ENTRIES PROVIDED ▸
## START
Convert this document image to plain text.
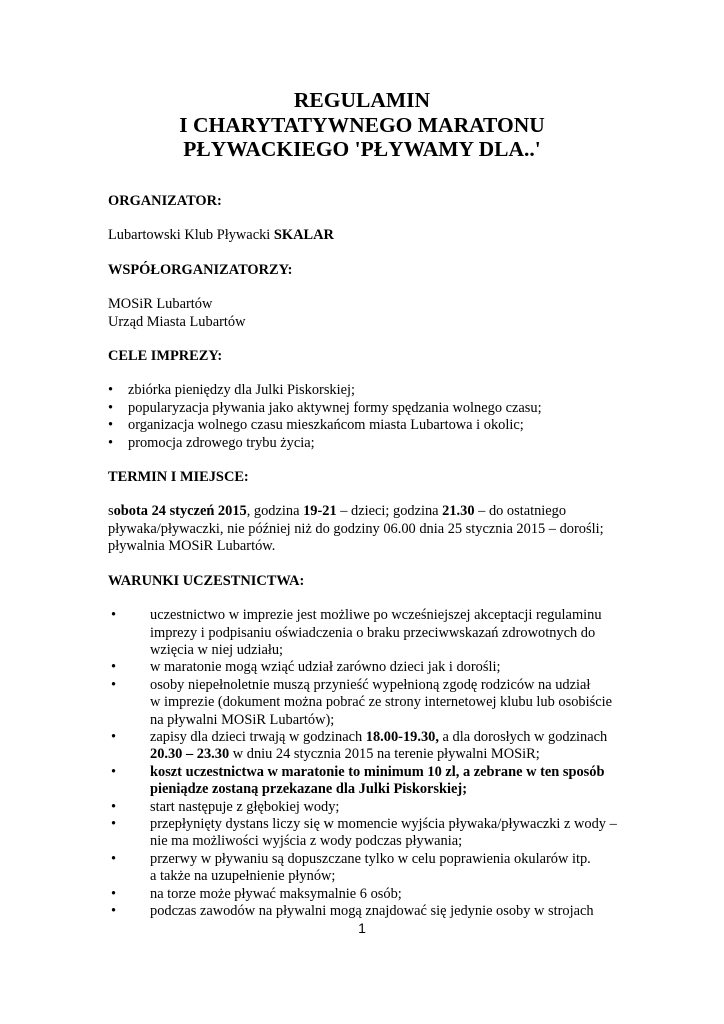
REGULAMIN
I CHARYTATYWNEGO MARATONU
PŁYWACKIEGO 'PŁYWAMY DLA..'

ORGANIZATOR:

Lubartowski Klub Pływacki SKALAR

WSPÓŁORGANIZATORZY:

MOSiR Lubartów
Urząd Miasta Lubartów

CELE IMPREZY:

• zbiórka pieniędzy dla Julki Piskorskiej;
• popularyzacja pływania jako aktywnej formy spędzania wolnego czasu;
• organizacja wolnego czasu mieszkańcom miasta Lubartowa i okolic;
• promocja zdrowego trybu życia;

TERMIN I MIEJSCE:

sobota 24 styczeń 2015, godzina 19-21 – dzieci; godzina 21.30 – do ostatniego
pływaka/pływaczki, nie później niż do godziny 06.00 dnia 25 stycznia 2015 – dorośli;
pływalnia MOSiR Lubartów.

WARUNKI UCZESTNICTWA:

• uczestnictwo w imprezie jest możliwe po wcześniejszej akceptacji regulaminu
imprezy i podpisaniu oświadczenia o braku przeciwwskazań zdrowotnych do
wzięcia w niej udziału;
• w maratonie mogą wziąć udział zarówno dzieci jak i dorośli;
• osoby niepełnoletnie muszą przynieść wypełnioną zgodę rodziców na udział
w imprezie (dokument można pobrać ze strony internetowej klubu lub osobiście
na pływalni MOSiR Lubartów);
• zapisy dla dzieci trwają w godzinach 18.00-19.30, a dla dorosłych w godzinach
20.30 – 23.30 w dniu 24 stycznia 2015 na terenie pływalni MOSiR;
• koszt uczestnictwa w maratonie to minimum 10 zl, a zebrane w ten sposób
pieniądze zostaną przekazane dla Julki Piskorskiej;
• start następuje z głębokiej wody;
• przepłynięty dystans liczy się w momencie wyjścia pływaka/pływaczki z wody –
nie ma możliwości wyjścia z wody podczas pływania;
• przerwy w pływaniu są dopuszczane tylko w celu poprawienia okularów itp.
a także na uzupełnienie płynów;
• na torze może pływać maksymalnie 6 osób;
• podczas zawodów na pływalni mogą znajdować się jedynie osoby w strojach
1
## END
## START
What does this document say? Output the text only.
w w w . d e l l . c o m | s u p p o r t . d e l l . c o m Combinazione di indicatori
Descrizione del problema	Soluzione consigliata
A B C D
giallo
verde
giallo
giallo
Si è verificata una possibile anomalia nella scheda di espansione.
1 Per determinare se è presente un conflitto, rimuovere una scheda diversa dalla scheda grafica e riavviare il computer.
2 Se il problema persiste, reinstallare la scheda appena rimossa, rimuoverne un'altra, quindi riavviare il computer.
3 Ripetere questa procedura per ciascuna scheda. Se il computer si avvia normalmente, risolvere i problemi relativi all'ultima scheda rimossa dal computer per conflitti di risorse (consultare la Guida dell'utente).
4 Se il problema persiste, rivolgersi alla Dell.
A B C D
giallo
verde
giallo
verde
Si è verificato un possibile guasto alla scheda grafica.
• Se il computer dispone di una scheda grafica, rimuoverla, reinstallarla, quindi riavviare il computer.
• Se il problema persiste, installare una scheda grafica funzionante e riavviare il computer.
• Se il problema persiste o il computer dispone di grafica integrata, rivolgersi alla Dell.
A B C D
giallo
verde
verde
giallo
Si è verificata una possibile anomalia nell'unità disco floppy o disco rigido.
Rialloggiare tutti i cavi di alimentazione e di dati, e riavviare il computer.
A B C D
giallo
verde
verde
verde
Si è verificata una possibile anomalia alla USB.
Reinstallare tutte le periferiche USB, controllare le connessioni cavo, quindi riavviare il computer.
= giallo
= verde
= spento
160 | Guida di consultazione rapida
## END
Search the records above for "Lubartów". Copy each line where it is found.

MOSiR Lubartów
Urząd Miasta Lubartów
pływalnia MOSiR Lubartów.
na pływalni MOSiR Lubartów);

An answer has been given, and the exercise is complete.